* [To be done]:
Pick out every line of the entries below where "more" occurs, and copy those lines.
___ Given records
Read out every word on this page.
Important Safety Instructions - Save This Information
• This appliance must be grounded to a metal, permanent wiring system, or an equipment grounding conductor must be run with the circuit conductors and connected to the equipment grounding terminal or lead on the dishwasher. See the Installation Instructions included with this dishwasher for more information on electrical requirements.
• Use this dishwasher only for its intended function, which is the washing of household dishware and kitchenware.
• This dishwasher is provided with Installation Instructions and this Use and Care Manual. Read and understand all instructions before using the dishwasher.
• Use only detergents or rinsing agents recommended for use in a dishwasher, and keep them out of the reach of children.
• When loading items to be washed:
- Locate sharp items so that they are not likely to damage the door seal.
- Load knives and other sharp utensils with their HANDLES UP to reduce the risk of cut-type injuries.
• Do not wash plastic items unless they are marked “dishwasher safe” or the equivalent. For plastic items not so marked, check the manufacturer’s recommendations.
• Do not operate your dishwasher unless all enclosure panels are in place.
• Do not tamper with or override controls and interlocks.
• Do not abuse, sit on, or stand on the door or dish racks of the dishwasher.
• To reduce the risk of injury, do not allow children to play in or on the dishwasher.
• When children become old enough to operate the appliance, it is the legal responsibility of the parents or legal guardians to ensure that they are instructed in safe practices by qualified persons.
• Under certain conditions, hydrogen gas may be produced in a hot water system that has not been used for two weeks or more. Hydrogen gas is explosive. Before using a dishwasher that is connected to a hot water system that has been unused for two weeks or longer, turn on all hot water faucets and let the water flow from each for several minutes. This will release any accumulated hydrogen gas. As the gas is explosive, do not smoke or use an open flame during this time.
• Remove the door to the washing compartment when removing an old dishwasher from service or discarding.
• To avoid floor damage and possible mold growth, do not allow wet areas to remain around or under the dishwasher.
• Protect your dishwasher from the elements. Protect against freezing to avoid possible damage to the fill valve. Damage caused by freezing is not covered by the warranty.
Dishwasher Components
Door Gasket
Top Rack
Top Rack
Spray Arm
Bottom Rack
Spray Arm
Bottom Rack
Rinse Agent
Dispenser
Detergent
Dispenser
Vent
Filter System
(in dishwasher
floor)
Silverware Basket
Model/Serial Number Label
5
______
* [Exercise result]:
• This appliance must be grounded to a metal, permanent wiring system, or an equipment grounding conductor must be run with the circuit conductors and connected to the equipment grounding terminal or lead on the dishwasher. See the Installation Instructions included with this dishwasher for more information on electrical requirements.
• Under certain conditions, hydrogen gas may be produced in a hot water system that has not been used for two weeks or more. Hydrogen gas is explosive. Before using a dishwasher that is connected to a hot water system that has been unused for two weeks or longer, turn on all hot water faucets and let the water flow from each for several minutes. This will release any accumulated hydrogen gas. As the gas is explosive, do not smoke or use an open flame during this time.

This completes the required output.